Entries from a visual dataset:
** START **
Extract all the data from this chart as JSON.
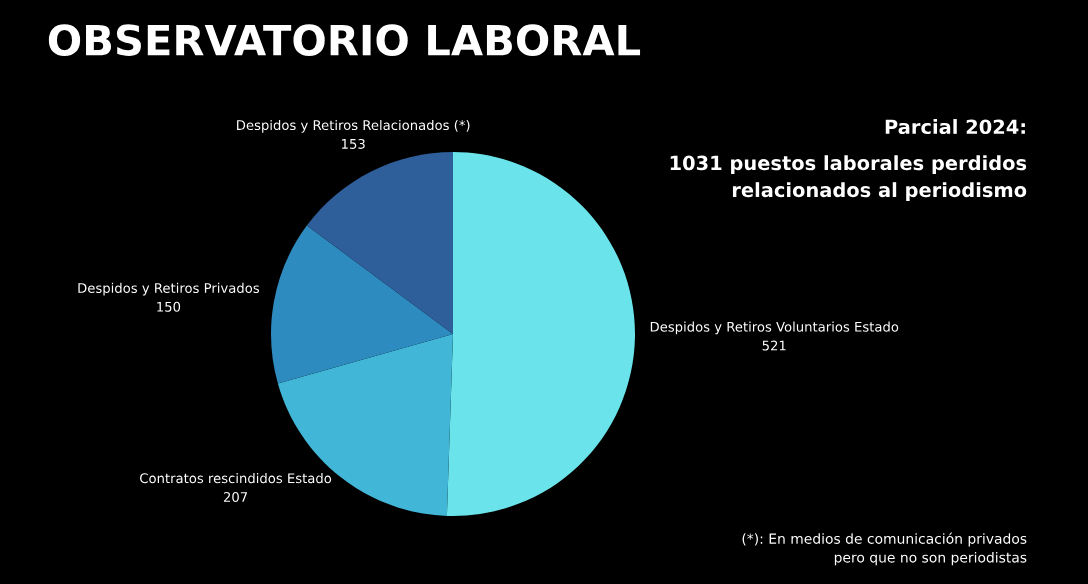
{
  "chart_data": {
    "type": "pie",
    "title": "OBSERVATORIO LABORAL",
    "categories": [
      "Despidos y Retiros Voluntarios Estado",
      "Contratos rescindidos Estado",
      "Despidos y Retiros Privados",
      "Despidos y Retiros Relacionados (*)"
    ],
    "values": [
      521,
      207,
      150,
      153
    ],
    "colors": [
      "#6ae4ea",
      "#41b6d6",
      "#2e8bbf",
      "#2e5f9a"
    ],
    "data_labels": true,
    "annotations": [
      "Parcial 2024:",
      "1031 puestos laborales perdidos\nrelacionados al periodismo",
      "(*): En medios de comunicación privados\npero que no son periodistas"
    ]
  }
}
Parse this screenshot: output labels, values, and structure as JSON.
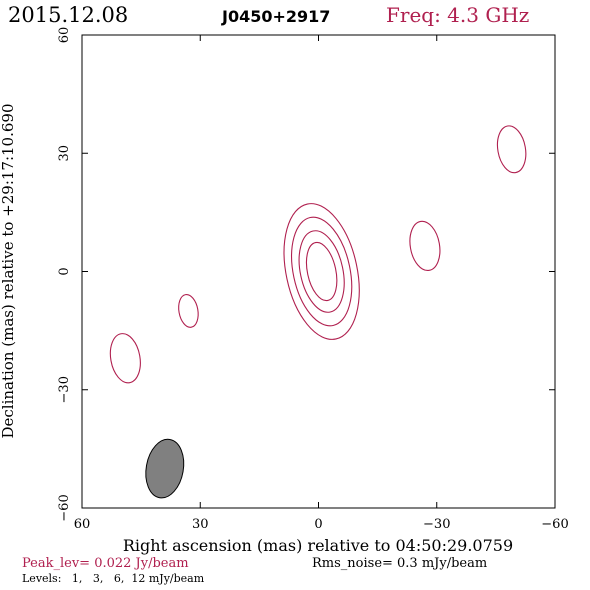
{
  "header": {
    "date": "2015.12.08",
    "source": "J0450+2917",
    "freq": "Freq: 4.3 GHz"
  },
  "footer": {
    "peak": "Peak_lev=  0.022 Jy/beam",
    "rms": "Rms_noise=   0.3 mJy/beam",
    "levels": "Levels:   1,   3,   6,  12 mJy/beam"
  },
  "colors": {
    "contour": "#b0204f",
    "beam_fill": "#808080",
    "frame": "#000000"
  },
  "chart_data": {
    "type": "contour",
    "xlabel": "Right ascension (mas) relative to 04:50:29.0759",
    "ylabel": "Declination (mas) relative to +29:17:10.690",
    "xlim": [
      60,
      -60
    ],
    "ylim": [
      -60,
      60
    ],
    "x_ticks": [
      60,
      30,
      0,
      -30,
      -60
    ],
    "y_ticks": [
      -60,
      -30,
      0,
      30,
      60
    ],
    "x_tick_labels": [
      "60",
      "30",
      "0",
      "−30",
      "−60"
    ],
    "y_tick_labels": [
      "−60",
      "−30",
      "0",
      "30",
      "60"
    ],
    "levels_mjy": [
      1,
      3,
      6,
      12
    ],
    "components": [
      {
        "x": -0.8,
        "y": 0,
        "contours": [
          {
            "a": 9,
            "b": 17.5,
            "pa": 12
          },
          {
            "a": 7.2,
            "b": 14,
            "pa": 12
          },
          {
            "a": 5.4,
            "b": 10.5,
            "pa": 12
          },
          {
            "a": 3.6,
            "b": 7.5,
            "pa": 12
          }
        ]
      },
      {
        "x": -27,
        "y": 6.5,
        "contours": [
          {
            "a": 3.7,
            "b": 6.3,
            "pa": 10
          }
        ]
      },
      {
        "x": -49,
        "y": 31,
        "contours": [
          {
            "a": 3.5,
            "b": 6,
            "pa": 10
          }
        ]
      },
      {
        "x": 33,
        "y": -10,
        "contours": [
          {
            "a": 2.4,
            "b": 4.2,
            "pa": 10
          }
        ]
      },
      {
        "x": 49,
        "y": -22,
        "contours": [
          {
            "a": 3.7,
            "b": 6.3,
            "pa": 10
          }
        ]
      }
    ],
    "beam": {
      "x": 39,
      "y": -50,
      "a": 4.7,
      "b": 7.5,
      "pa": 10
    }
  }
}
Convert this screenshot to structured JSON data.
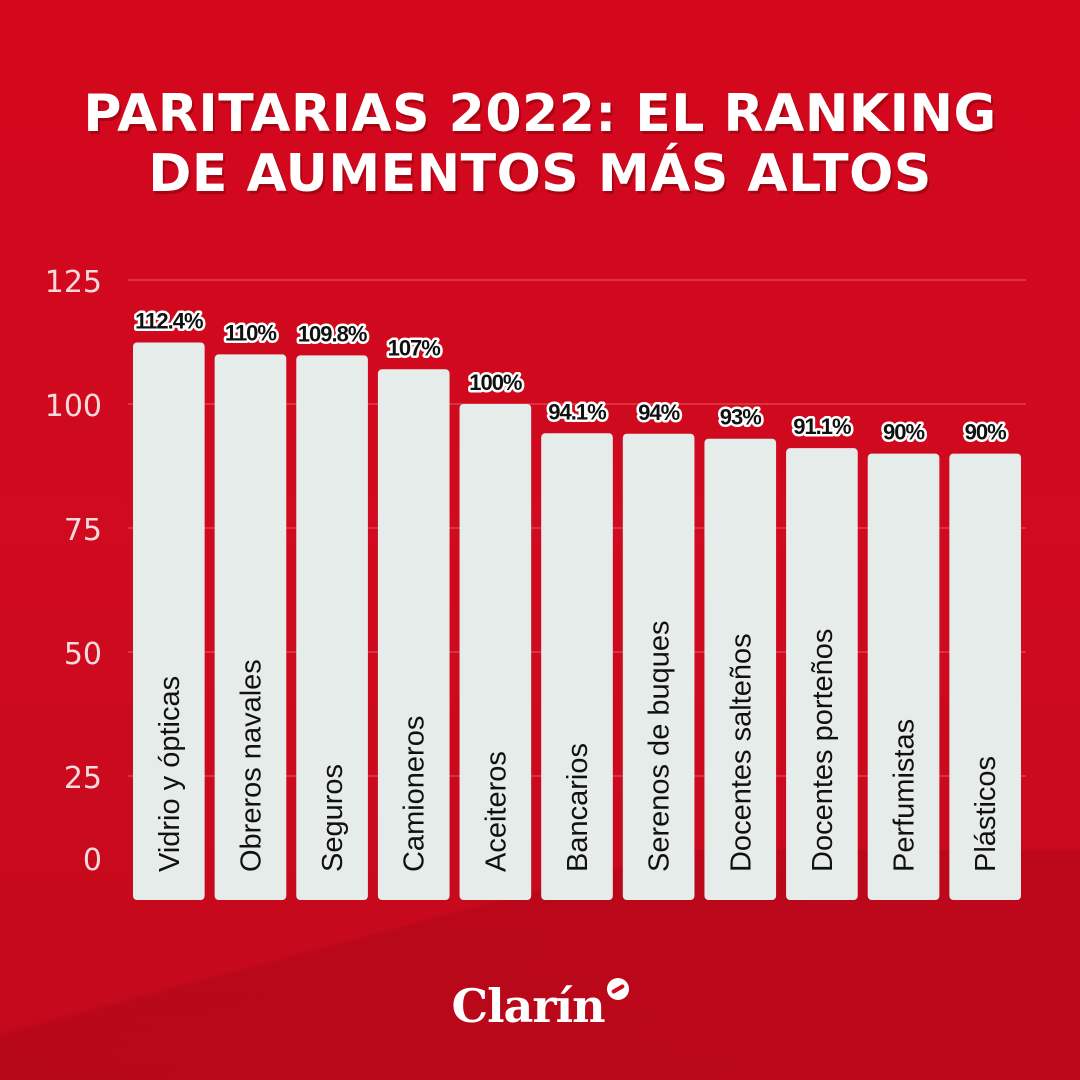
{
  "title": {
    "line1": "PARITARIAS 2022: EL RANKING",
    "line2": "DE AUMENTOS MÁS ALTOS"
  },
  "brand": {
    "logo_text": "Clarín",
    "logo_icon": "clarin-logo-icon"
  },
  "colors": {
    "background": "#d10a1e",
    "bar": "#e6ecea",
    "text": "#ffffff",
    "label": "#111111"
  },
  "chart_data": {
    "type": "bar",
    "categories": [
      "Vidrio y ópticas",
      "Obreros navales",
      "Seguros",
      "Camioneros",
      "Aceiteros",
      "Bancarios",
      "Serenos de buques",
      "Docentes salteños",
      "Docentes porteños",
      "Perfumistas",
      "Plásticos"
    ],
    "values": [
      112.4,
      110,
      109.8,
      107,
      100,
      94.1,
      94,
      93,
      91.1,
      90,
      90
    ],
    "data_labels": [
      "112.4%",
      "110%",
      "109.8%",
      "107%",
      "100%",
      "94.1%",
      "94%",
      "93%",
      "91.1%",
      "90%",
      "90%"
    ],
    "yticks": [
      0,
      25,
      50,
      75,
      100,
      125
    ],
    "ylim": [
      0,
      125
    ],
    "grid": true,
    "xlabel": "",
    "ylabel": ""
  }
}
** END **
Problem description → Pull every line containing the word "Retiros" out of the material and copy it.

Answer below →
      "Despidos y Retiros Voluntarios Estado",
      "Despidos y Retiros Privados",
      "Despidos y Retiros Relacionados (*)"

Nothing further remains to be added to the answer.